### Supplied records:
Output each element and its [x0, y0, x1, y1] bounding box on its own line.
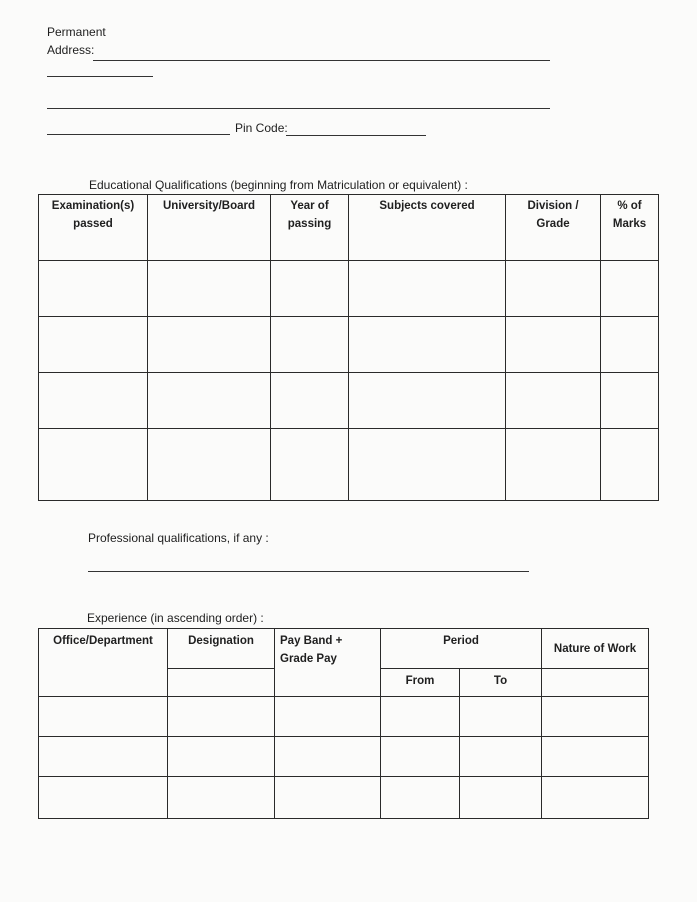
col-period: Period	[381, 629, 542, 669]
table-cell[interactable]	[39, 697, 168, 737]
col-pay-band-grade-pay: Pay Band + Grade Pay	[275, 629, 381, 697]
experience-header-row	[39, 629, 649, 669]
table-cell[interactable]	[506, 373, 601, 429]
table-cell[interactable]	[271, 317, 349, 373]
col-office-department: Office/Department	[39, 629, 168, 697]
table-cell[interactable]	[349, 429, 506, 501]
table-row	[39, 697, 649, 737]
address-line-1[interactable]	[93, 60, 550, 61]
table-cell[interactable]	[271, 429, 349, 501]
table-cell[interactable]	[601, 317, 659, 373]
table-cell[interactable]	[271, 261, 349, 317]
address-label: Address:	[47, 43, 95, 57]
table-row	[39, 317, 659, 373]
table-row	[39, 261, 659, 317]
professional-label: Professional qualifications, if any :	[88, 531, 269, 545]
col-university-board: University/Board	[148, 195, 271, 261]
table-cell[interactable]	[460, 737, 542, 777]
address-line-4[interactable]	[47, 134, 230, 135]
table-cell[interactable]	[601, 261, 659, 317]
table-cell[interactable]	[148, 373, 271, 429]
pin-code-label: Pin Code:	[235, 121, 288, 135]
table-cell[interactable]	[39, 429, 148, 501]
table-cell[interactable]	[271, 373, 349, 429]
col-period-from: From	[381, 669, 460, 697]
experience-table	[38, 628, 649, 819]
experience-heading: Experience (in ascending order) :	[87, 611, 264, 625]
table-cell[interactable]	[39, 317, 148, 373]
table-cell[interactable]	[148, 317, 271, 373]
table-cell[interactable]	[506, 429, 601, 501]
table-cell[interactable]	[349, 373, 506, 429]
col-period-to: To	[460, 669, 542, 697]
professional-field[interactable]	[88, 571, 529, 572]
nature-sub-cell	[542, 669, 649, 697]
col-year-of-passing: Year of passing	[271, 195, 349, 261]
table-cell[interactable]	[506, 317, 601, 373]
col-percent-marks: % of Marks	[601, 195, 659, 261]
col-nature-of-work: Nature of Work	[542, 629, 649, 669]
education-table	[38, 194, 659, 501]
table-cell[interactable]	[148, 429, 271, 501]
table-cell[interactable]	[168, 697, 275, 737]
col-examination-passed: Examination(s) passed	[39, 195, 148, 261]
table-cell[interactable]	[601, 373, 659, 429]
address-line-2[interactable]	[47, 76, 153, 77]
table-cell[interactable]	[460, 697, 542, 737]
table-cell[interactable]	[381, 777, 460, 819]
table-cell[interactable]	[542, 697, 649, 737]
pin-code-field[interactable]	[286, 135, 426, 136]
table-cell[interactable]	[349, 317, 506, 373]
table-cell[interactable]	[275, 737, 381, 777]
table-cell[interactable]	[148, 261, 271, 317]
table-cell[interactable]	[168, 737, 275, 777]
table-cell[interactable]	[39, 373, 148, 429]
table-row	[39, 737, 649, 777]
table-cell[interactable]	[39, 777, 168, 819]
col-designation: Designation	[168, 629, 275, 669]
table-cell[interactable]	[381, 737, 460, 777]
table-cell[interactable]	[542, 737, 649, 777]
table-cell[interactable]	[39, 261, 148, 317]
table-cell[interactable]	[349, 261, 506, 317]
permanent-label: Permanent	[47, 25, 106, 39]
table-row	[39, 777, 649, 819]
table-cell[interactable]	[506, 261, 601, 317]
address-line-3[interactable]	[47, 108, 550, 109]
table-cell[interactable]	[381, 697, 460, 737]
education-header-row	[39, 195, 659, 261]
table-cell[interactable]	[460, 777, 542, 819]
table-cell[interactable]	[601, 429, 659, 501]
table-cell[interactable]	[542, 777, 649, 819]
table-cell[interactable]	[275, 697, 381, 737]
table-row	[39, 429, 659, 501]
table-row	[39, 373, 659, 429]
designation-sub-cell	[168, 669, 275, 697]
table-cell[interactable]	[275, 777, 381, 819]
table-cell[interactable]	[168, 777, 275, 819]
col-subjects-covered: Subjects covered	[349, 195, 506, 261]
col-division-grade: Division / Grade	[506, 195, 601, 261]
table-cell[interactable]	[39, 737, 168, 777]
education-heading: Educational Qualifications (beginning from Matriculation or equivalent) :	[89, 178, 468, 192]
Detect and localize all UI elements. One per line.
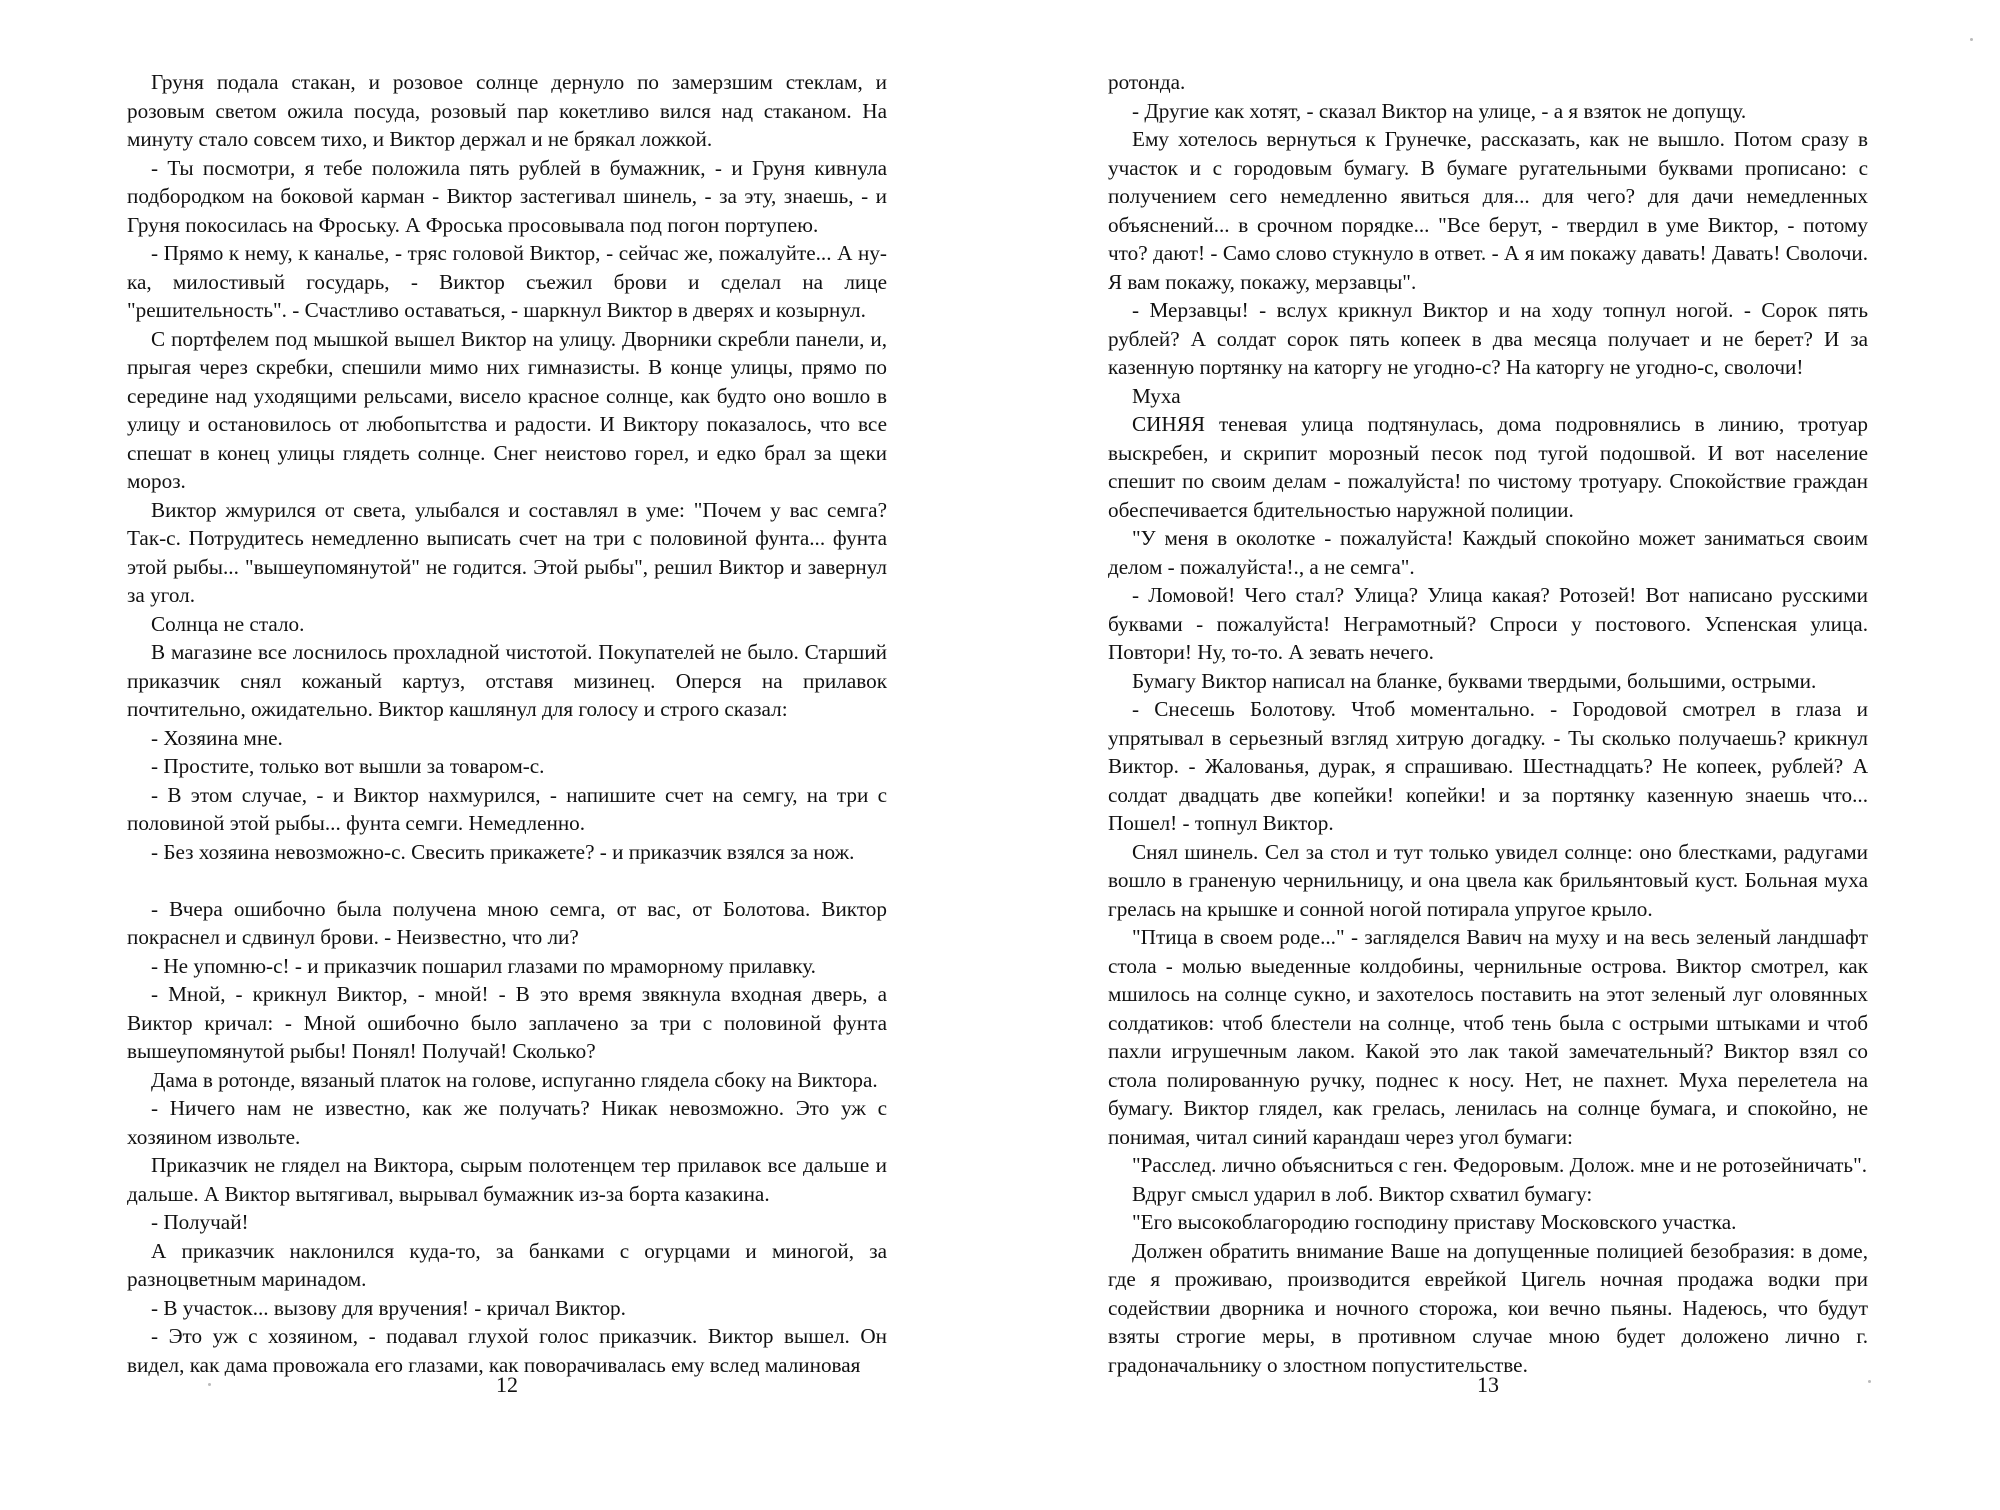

### Instructions to follow:
Copy out all of the material above line for line, with no changes, but leave out the pictures.

### Task answer:
Output each element and its [x0, y0, x1, y1] bounding box on its own line.
col-period: Period	[381, 629, 542, 669]
table-cell[interactable]	[39, 697, 168, 737]
col-pay-band-grade-pay: Pay Band + Grade Pay	[275, 629, 381, 697]
experience-header-row	[39, 629, 649, 669]
table-cell[interactable]	[506, 373, 601, 429]
table-cell[interactable]	[271, 317, 349, 373]
col-office-department: Office/Department	[39, 629, 168, 697]
table-cell[interactable]	[349, 429, 506, 501]
table-row	[39, 697, 649, 737]
address-line-1[interactable]	[93, 60, 550, 61]
table-cell[interactable]	[271, 429, 349, 501]
table-cell[interactable]	[601, 317, 659, 373]
table-cell[interactable]	[271, 261, 349, 317]
address-label: Address:	[47, 43, 95, 57]
table-row	[39, 317, 659, 373]
table-row	[39, 261, 659, 317]
professional-label: Professional qualifications, if any :	[88, 531, 269, 545]
col-university-board: University/Board	[148, 195, 271, 261]
table-cell[interactable]	[460, 737, 542, 777]
address-line-4[interactable]	[47, 134, 230, 135]
table-cell[interactable]	[601, 261, 659, 317]
table-cell[interactable]	[148, 373, 271, 429]
pin-code-label: Pin Code:	[235, 121, 288, 135]
table-cell[interactable]	[39, 429, 148, 501]
table-cell[interactable]	[271, 373, 349, 429]
col-period-from: From	[381, 669, 460, 697]
experience-table	[38, 628, 649, 819]
experience-heading: Experience (in ascending order) :	[87, 611, 264, 625]
table-cell[interactable]	[39, 317, 148, 373]
table-cell[interactable]	[148, 317, 271, 373]
table-cell[interactable]	[506, 429, 601, 501]
table-cell[interactable]	[349, 373, 506, 429]
col-period-to: To	[460, 669, 542, 697]
professional-field[interactable]	[88, 571, 529, 572]
nature-sub-cell	[542, 669, 649, 697]
col-year-of-passing: Year of passing	[271, 195, 349, 261]
table-cell[interactable]	[506, 317, 601, 373]
col-percent-marks: % of Marks	[601, 195, 659, 261]
col-nature-of-work: Nature of Work	[542, 629, 649, 669]
education-table	[38, 194, 659, 501]
table-cell[interactable]	[148, 429, 271, 501]
table-cell[interactable]	[168, 697, 275, 737]
col-examination-passed: Examination(s) passed	[39, 195, 148, 261]
table-cell[interactable]	[601, 373, 659, 429]
address-line-2[interactable]	[47, 76, 153, 77]
table-cell[interactable]	[460, 697, 542, 737]
table-cell[interactable]	[381, 777, 460, 819]
table-cell[interactable]	[542, 697, 649, 737]
pin-code-field[interactable]	[286, 135, 426, 136]
table-cell[interactable]	[349, 317, 506, 373]
table-cell[interactable]	[275, 737, 381, 777]
table-cell[interactable]	[148, 261, 271, 317]
table-cell[interactable]	[168, 737, 275, 777]
table-cell[interactable]	[39, 373, 148, 429]
table-row	[39, 737, 649, 777]
table-cell[interactable]	[39, 777, 168, 819]
col-designation: Designation	[168, 629, 275, 669]
table-cell[interactable]	[381, 737, 460, 777]
table-cell[interactable]	[542, 737, 649, 777]
table-cell[interactable]	[39, 261, 148, 317]
table-cell[interactable]	[349, 261, 506, 317]
permanent-label: Permanent	[47, 25, 106, 39]
table-row	[39, 777, 649, 819]
table-cell[interactable]	[506, 261, 601, 317]
address-line-3[interactable]	[47, 108, 550, 109]
table-cell[interactable]	[381, 697, 460, 737]
education-header-row	[39, 195, 659, 261]
table-cell[interactable]	[460, 777, 542, 819]
table-cell[interactable]	[601, 429, 659, 501]
table-cell[interactable]	[542, 777, 649, 819]
table-cell[interactable]	[275, 697, 381, 737]
table-row	[39, 429, 659, 501]
table-row	[39, 373, 659, 429]
designation-sub-cell	[168, 669, 275, 697]
table-cell[interactable]	[275, 777, 381, 819]
table-cell[interactable]	[168, 777, 275, 819]
col-subjects-covered: Subjects covered	[349, 195, 506, 261]
col-division-grade: Division / Grade	[506, 195, 601, 261]
table-cell[interactable]	[39, 737, 168, 777]
education-heading: Educational Qualifications (beginning from Matriculation or equivalent) :	[89, 178, 468, 192]
Detect and localize all UI elements. One per line.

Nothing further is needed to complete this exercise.